# START OF Entries

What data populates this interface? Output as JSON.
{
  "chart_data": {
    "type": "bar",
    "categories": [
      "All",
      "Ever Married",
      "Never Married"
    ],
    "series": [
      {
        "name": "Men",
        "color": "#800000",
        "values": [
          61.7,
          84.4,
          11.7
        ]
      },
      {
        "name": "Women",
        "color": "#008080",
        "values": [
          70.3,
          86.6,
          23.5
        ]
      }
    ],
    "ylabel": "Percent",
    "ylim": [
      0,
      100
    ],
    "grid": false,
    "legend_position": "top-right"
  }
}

# END OF Entries

Exercise instructions: The records above should be duplicated in full, exactly as given.

Response below:
What data populates this interface? Output as JSON.
{
  "chart_data": {
    "type": "bar",
    "categories": [
      "All",
      "Ever Married",
      "Never Married"
    ],
    "series": [
      {
        "name": "Men",
        "color": "#800000",
        "values": [
          61.7,
          84.4,
          11.7
        ]
      },
      {
        "name": "Women",
        "color": "#008080",
        "values": [
          70.3,
          86.6,
          23.5
        ]
      }
    ],
    "ylabel": "Percent",
    "ylim": [
      0,
      100
    ],
    "grid": false,
    "legend_position": "top-right"
  }
}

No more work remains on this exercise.